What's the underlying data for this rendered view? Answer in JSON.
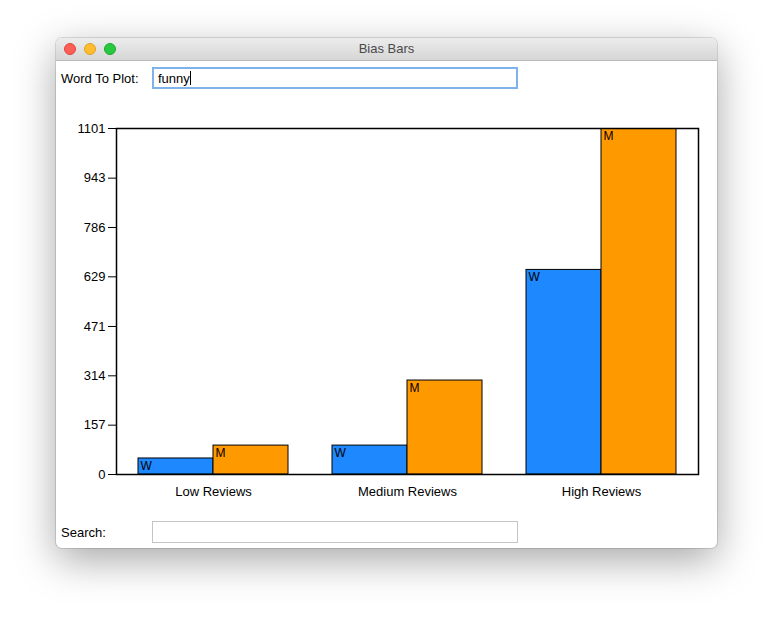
{
  "window": {
    "title": "Bias Bars",
    "word_label": "Word To Plot:",
    "word_value": "funny",
    "search_label": "Search:"
  },
  "chart_data": {
    "type": "bar",
    "categories": [
      "Low Reviews",
      "Medium Reviews",
      "High Reviews"
    ],
    "series": [
      {
        "name": "W",
        "color": "#1e88fe",
        "values": [
          51,
          92,
          651
        ]
      },
      {
        "name": "M",
        "color": "#ff9900",
        "values": [
          92,
          299,
          1101
        ]
      }
    ],
    "ylim": [
      0,
      1101
    ],
    "yticks": [
      0,
      157,
      314,
      471,
      629,
      786,
      943,
      1101
    ]
  }
}
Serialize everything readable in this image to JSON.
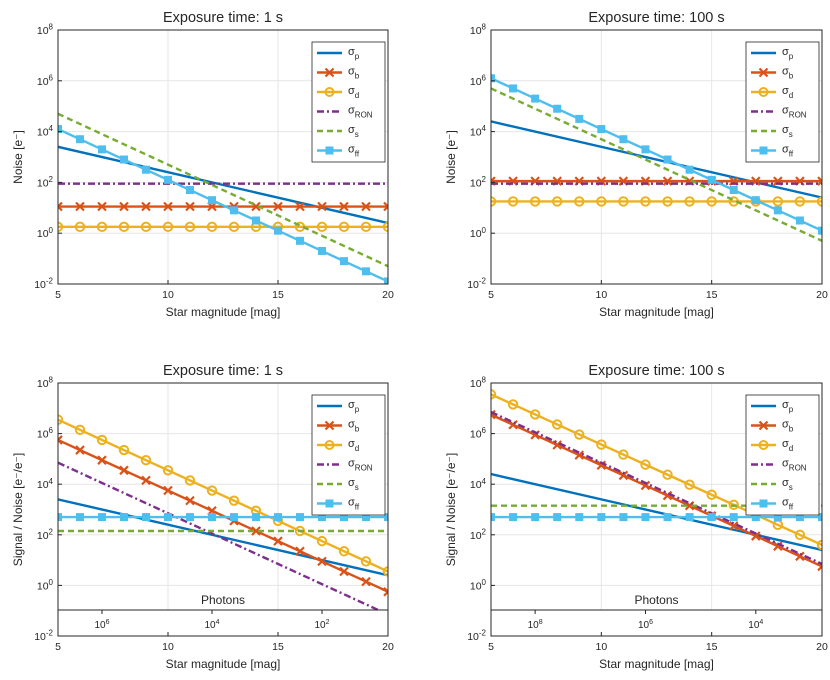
{
  "chart_data": [
    {
      "type": "line",
      "title": "Exposure time: 1 s",
      "xlabel": "Star magnitude [mag]",
      "ylabel": "Noise [e⁻]",
      "xlim": [
        5,
        20
      ],
      "ylim_log10": [
        -2,
        8
      ],
      "yscale": "log",
      "grid": true,
      "legend": "top-right",
      "x_ticks": [
        5,
        10,
        15,
        20
      ],
      "y_ticks_exp": [
        -2,
        0,
        2,
        4,
        6,
        8
      ],
      "series": [
        {
          "name": "σp",
          "sub": "p",
          "log10": {
            "type": "linear",
            "at5": 3.4,
            "at20": 0.4
          }
        },
        {
          "name": "σb",
          "sub": "b",
          "log10": {
            "type": "const",
            "value": 1.05
          }
        },
        {
          "name": "σd",
          "sub": "d",
          "log10": {
            "type": "const",
            "value": 0.25
          }
        },
        {
          "name": "σRON",
          "sub": "RON",
          "log10": {
            "type": "const",
            "value": 1.95
          }
        },
        {
          "name": "σs",
          "sub": "s",
          "log10": {
            "type": "linear",
            "at5": 4.7,
            "at20": -1.3
          }
        },
        {
          "name": "σff",
          "sub": "ff",
          "log10": {
            "type": "linear",
            "at5": 4.1,
            "at20": -1.9
          }
        }
      ]
    },
    {
      "type": "line",
      "title": "Exposure time: 100 s",
      "xlabel": "Star magnitude [mag]",
      "ylabel": "Noise [e⁻]",
      "xlim": [
        5,
        20
      ],
      "ylim_log10": [
        -2,
        8
      ],
      "yscale": "log",
      "grid": true,
      "legend": "top-right",
      "x_ticks": [
        5,
        10,
        15,
        20
      ],
      "y_ticks_exp": [
        -2,
        0,
        2,
        4,
        6,
        8
      ],
      "series": [
        {
          "name": "σp",
          "sub": "p",
          "log10": {
            "type": "linear",
            "at5": 4.4,
            "at20": 1.4
          }
        },
        {
          "name": "σb",
          "sub": "b",
          "log10": {
            "type": "const",
            "value": 2.05
          }
        },
        {
          "name": "σd",
          "sub": "d",
          "log10": {
            "type": "const",
            "value": 1.25
          }
        },
        {
          "name": "σRON",
          "sub": "RON",
          "log10": {
            "type": "const",
            "value": 1.95
          }
        },
        {
          "name": "σs",
          "sub": "s",
          "log10": {
            "type": "linear",
            "at5": 5.7,
            "at20": -0.3
          }
        },
        {
          "name": "σff",
          "sub": "ff",
          "log10": {
            "type": "linear",
            "at5": 6.1,
            "at20": 0.1
          }
        }
      ]
    },
    {
      "type": "line",
      "title": "Exposure time: 1 s",
      "xlabel": "Star magnitude [mag]",
      "ylabel": "Signal / Noise [e⁻/e⁻]",
      "xlim": [
        5,
        20
      ],
      "ylim_log10": [
        -2,
        8
      ],
      "yscale": "log",
      "grid": true,
      "legend": "top-right",
      "x_ticks": [
        5,
        10,
        15,
        20
      ],
      "y_ticks_exp": [
        -2,
        0,
        2,
        4,
        6,
        8
      ],
      "secondary_axis": {
        "label": "Photons",
        "tick_exps": [
          6,
          4,
          2
        ],
        "tick_mags": [
          7,
          12,
          17
        ]
      },
      "series": [
        {
          "name": "σp",
          "sub": "p",
          "log10": {
            "type": "linear",
            "at5": 3.4,
            "at20": 0.4
          }
        },
        {
          "name": "σb",
          "sub": "b",
          "log10": {
            "type": "linear",
            "at5": 5.75,
            "at20": -0.25
          }
        },
        {
          "name": "σd",
          "sub": "d",
          "log10": {
            "type": "linear",
            "at5": 6.55,
            "at20": 0.55
          }
        },
        {
          "name": "σRON",
          "sub": "RON",
          "log10": {
            "type": "linear",
            "at5": 4.85,
            "at20": -1.15
          }
        },
        {
          "name": "σs",
          "sub": "s",
          "log10": {
            "type": "const",
            "value": 2.15
          }
        },
        {
          "name": "σff",
          "sub": "ff",
          "log10": {
            "type": "const",
            "value": 2.7
          }
        }
      ]
    },
    {
      "type": "line",
      "title": "Exposure time: 100 s",
      "xlabel": "Star magnitude [mag]",
      "ylabel": "Signal / Noise [e⁻/e⁻]",
      "xlim": [
        5,
        20
      ],
      "ylim_log10": [
        -2,
        8
      ],
      "yscale": "log",
      "grid": true,
      "legend": "top-right",
      "x_ticks": [
        5,
        10,
        15,
        20
      ],
      "y_ticks_exp": [
        -2,
        0,
        2,
        4,
        6,
        8
      ],
      "secondary_axis": {
        "label": "Photons",
        "tick_exps": [
          8,
          6,
          4
        ],
        "tick_mags": [
          7,
          12,
          17
        ]
      },
      "series": [
        {
          "name": "σp",
          "sub": "p",
          "log10": {
            "type": "linear",
            "at5": 4.4,
            "at20": 1.4
          }
        },
        {
          "name": "σb",
          "sub": "b",
          "log10": {
            "type": "linear",
            "at5": 6.75,
            "at20": 0.75
          }
        },
        {
          "name": "σd",
          "sub": "d",
          "log10": {
            "type": "linear",
            "at5": 7.55,
            "at20": 1.6
          }
        },
        {
          "name": "σRON",
          "sub": "RON",
          "log10": {
            "type": "linear",
            "at5": 6.85,
            "at20": 0.85
          }
        },
        {
          "name": "σs",
          "sub": "s",
          "log10": {
            "type": "const",
            "value": 3.15
          }
        },
        {
          "name": "σff",
          "sub": "ff",
          "log10": {
            "type": "const",
            "value": 2.7
          }
        }
      ]
    }
  ],
  "styles": {
    "σp": {
      "color": "#0072BD",
      "dash": "",
      "marker": "none"
    },
    "σb": {
      "color": "#D95319",
      "dash": "",
      "marker": "x"
    },
    "σd": {
      "color": "#EDB120",
      "dash": "",
      "marker": "o"
    },
    "σRON": {
      "color": "#7E2F8E",
      "dash": "7,3,2,3",
      "marker": "none"
    },
    "σs": {
      "color": "#77AC30",
      "dash": "6,4",
      "marker": "none"
    },
    "σff": {
      "color": "#4DBEEE",
      "dash": "",
      "marker": "square"
    }
  },
  "colors": {
    "grid": "#e6e6e6",
    "axis": "#262626",
    "background": "#ffffff"
  }
}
+--
Please set down each line of the data above exactly as written, without the pictures.

- Problem solution
What's the underlying data for this rendered view? Answer in JSON.
{
  "window": {
    "title": "Bias Bars",
    "word_label": "Word To Plot:",
    "word_value": "funny",
    "search_label": "Search:"
  },
  "chart_data": {
    "type": "bar",
    "categories": [
      "Low Reviews",
      "Medium Reviews",
      "High Reviews"
    ],
    "series": [
      {
        "name": "W",
        "color": "#1e88fe",
        "values": [
          51,
          92,
          651
        ]
      },
      {
        "name": "M",
        "color": "#ff9900",
        "values": [
          92,
          299,
          1101
        ]
      }
    ],
    "ylim": [
      0,
      1101
    ],
    "yticks": [
      0,
      157,
      314,
      471,
      629,
      786,
      943,
      1101
    ]
  }
}
Serialize everything readable in this image to JSON.
{
  "chart_data": [
    {
      "type": "line",
      "title": "Exposure time: 1 s",
      "xlabel": "Star magnitude [mag]",
      "ylabel": "Noise [e⁻]",
      "xlim": [
        5,
        20
      ],
      "ylim_log10": [
        -2,
        8
      ],
      "yscale": "log",
      "grid": true,
      "legend": "top-right",
      "x_ticks": [
        5,
        10,
        15,
        20
      ],
      "y_ticks_exp": [
        -2,
        0,
        2,
        4,
        6,
        8
      ],
      "series": [
        {
          "name": "σp",
          "sub": "p",
          "log10": {
            "type": "linear",
            "at5": 3.4,
            "at20": 0.4
          }
        },
        {
          "name": "σb",
          "sub": "b",
          "log10": {
            "type": "const",
            "value": 1.05
          }
        },
        {
          "name": "σd",
          "sub": "d",
          "log10": {
            "type": "const",
            "value": 0.25
          }
        },
        {
          "name": "σRON",
          "sub": "RON",
          "log10": {
            "type": "const",
            "value": 1.95
          }
        },
        {
          "name": "σs",
          "sub": "s",
          "log10": {
            "type": "linear",
            "at5": 4.7,
            "at20": -1.3
          }
        },
        {
          "name": "σff",
          "sub": "ff",
          "log10": {
            "type": "linear",
            "at5": 4.1,
            "at20": -1.9
          }
        }
      ]
    },
    {
      "type": "line",
      "title": "Exposure time: 100 s",
      "xlabel": "Star magnitude [mag]",
      "ylabel": "Noise [e⁻]",
      "xlim": [
        5,
        20
      ],
      "ylim_log10": [
        -2,
        8
      ],
      "yscale": "log",
      "grid": true,
      "legend": "top-right",
      "x_ticks": [
        5,
        10,
        15,
        20
      ],
      "y_ticks_exp": [
        -2,
        0,
        2,
        4,
        6,
        8
      ],
      "series": [
        {
          "name": "σp",
          "sub": "p",
          "log10": {
            "type": "linear",
            "at5": 4.4,
            "at20": 1.4
          }
        },
        {
          "name": "σb",
          "sub": "b",
          "log10": {
            "type": "const",
            "value": 2.05
          }
        },
        {
          "name": "σd",
          "sub": "d",
          "log10": {
            "type": "const",
            "value": 1.25
          }
        },
        {
          "name": "σRON",
          "sub": "RON",
          "log10": {
            "type": "const",
            "value": 1.95
          }
        },
        {
          "name": "σs",
          "sub": "s",
          "log10": {
            "type": "linear",
            "at5": 5.7,
            "at20": -0.3
          }
        },
        {
          "name": "σff",
          "sub": "ff",
          "log10": {
            "type": "linear",
            "at5": 6.1,
            "at20": 0.1
          }
        }
      ]
    },
    {
      "type": "line",
      "title": "Exposure time: 1 s",
      "xlabel": "Star magnitude [mag]",
      "ylabel": "Signal / Noise [e⁻/e⁻]",
      "xlim": [
        5,
        20
      ],
      "ylim_log10": [
        -2,
        8
      ],
      "yscale": "log",
      "grid": true,
      "legend": "top-right",
      "x_ticks": [
        5,
        10,
        15,
        20
      ],
      "y_ticks_exp": [
        -2,
        0,
        2,
        4,
        6,
        8
      ],
      "secondary_axis": {
        "label": "Photons",
        "tick_exps": [
          6,
          4,
          2
        ],
        "tick_mags": [
          7,
          12,
          17
        ]
      },
      "series": [
        {
          "name": "σp",
          "sub": "p",
          "log10": {
            "type": "linear",
            "at5": 3.4,
            "at20": 0.4
          }
        },
        {
          "name": "σb",
          "sub": "b",
          "log10": {
            "type": "linear",
            "at5": 5.75,
            "at20": -0.25
          }
        },
        {
          "name": "σd",
          "sub": "d",
          "log10": {
            "type": "linear",
            "at5": 6.55,
            "at20": 0.55
          }
        },
        {
          "name": "σRON",
          "sub": "RON",
          "log10": {
            "type": "linear",
            "at5": 4.85,
            "at20": -1.15
          }
        },
        {
          "name": "σs",
          "sub": "s",
          "log10": {
            "type": "const",
            "value": 2.15
          }
        },
        {
          "name": "σff",
          "sub": "ff",
          "log10": {
            "type": "const",
            "value": 2.7
          }
        }
      ]
    },
    {
      "type": "line",
      "title": "Exposure time: 100 s",
      "xlabel": "Star magnitude [mag]",
      "ylabel": "Signal / Noise [e⁻/e⁻]",
      "xlim": [
        5,
        20
      ],
      "ylim_log10": [
        -2,
        8
      ],
      "yscale": "log",
      "grid": true,
      "legend": "top-right",
      "x_ticks": [
        5,
        10,
        15,
        20
      ],
      "y_ticks_exp": [
        -2,
        0,
        2,
        4,
        6,
        8
      ],
      "secondary_axis": {
        "label": "Photons",
        "tick_exps": [
          8,
          6,
          4
        ],
        "tick_mags": [
          7,
          12,
          17
        ]
      },
      "series": [
        {
          "name": "σp",
          "sub": "p",
          "log10": {
            "type": "linear",
            "at5": 4.4,
            "at20": 1.4
          }
        },
        {
          "name": "σb",
          "sub": "b",
          "log10": {
            "type": "linear",
            "at5": 6.75,
            "at20": 0.75
          }
        },
        {
          "name": "σd",
          "sub": "d",
          "log10": {
            "type": "linear",
            "at5": 7.55,
            "at20": 1.6
          }
        },
        {
          "name": "σRON",
          "sub": "RON",
          "log10": {
            "type": "linear",
            "at5": 6.85,
            "at20": 0.85
          }
        },
        {
          "name": "σs",
          "sub": "s",
          "log10": {
            "type": "const",
            "value": 3.15
          }
        },
        {
          "name": "σff",
          "sub": "ff",
          "log10": {
            "type": "const",
            "value": 2.7
          }
        }
      ]
    }
  ],
  "styles": {
    "σp": {
      "color": "#0072BD",
      "dash": "",
      "marker": "none"
    },
    "σb": {
      "color": "#D95319",
      "dash": "",
      "marker": "x"
    },
    "σd": {
      "color": "#EDB120",
      "dash": "",
      "marker": "o"
    },
    "σRON": {
      "color": "#7E2F8E",
      "dash": "7,3,2,3",
      "marker": "none"
    },
    "σs": {
      "color": "#77AC30",
      "dash": "6,4",
      "marker": "none"
    },
    "σff": {
      "color": "#4DBEEE",
      "dash": "",
      "marker": "square"
    }
  },
  "colors": {
    "grid": "#e6e6e6",
    "axis": "#262626",
    "background": "#ffffff"
  }
}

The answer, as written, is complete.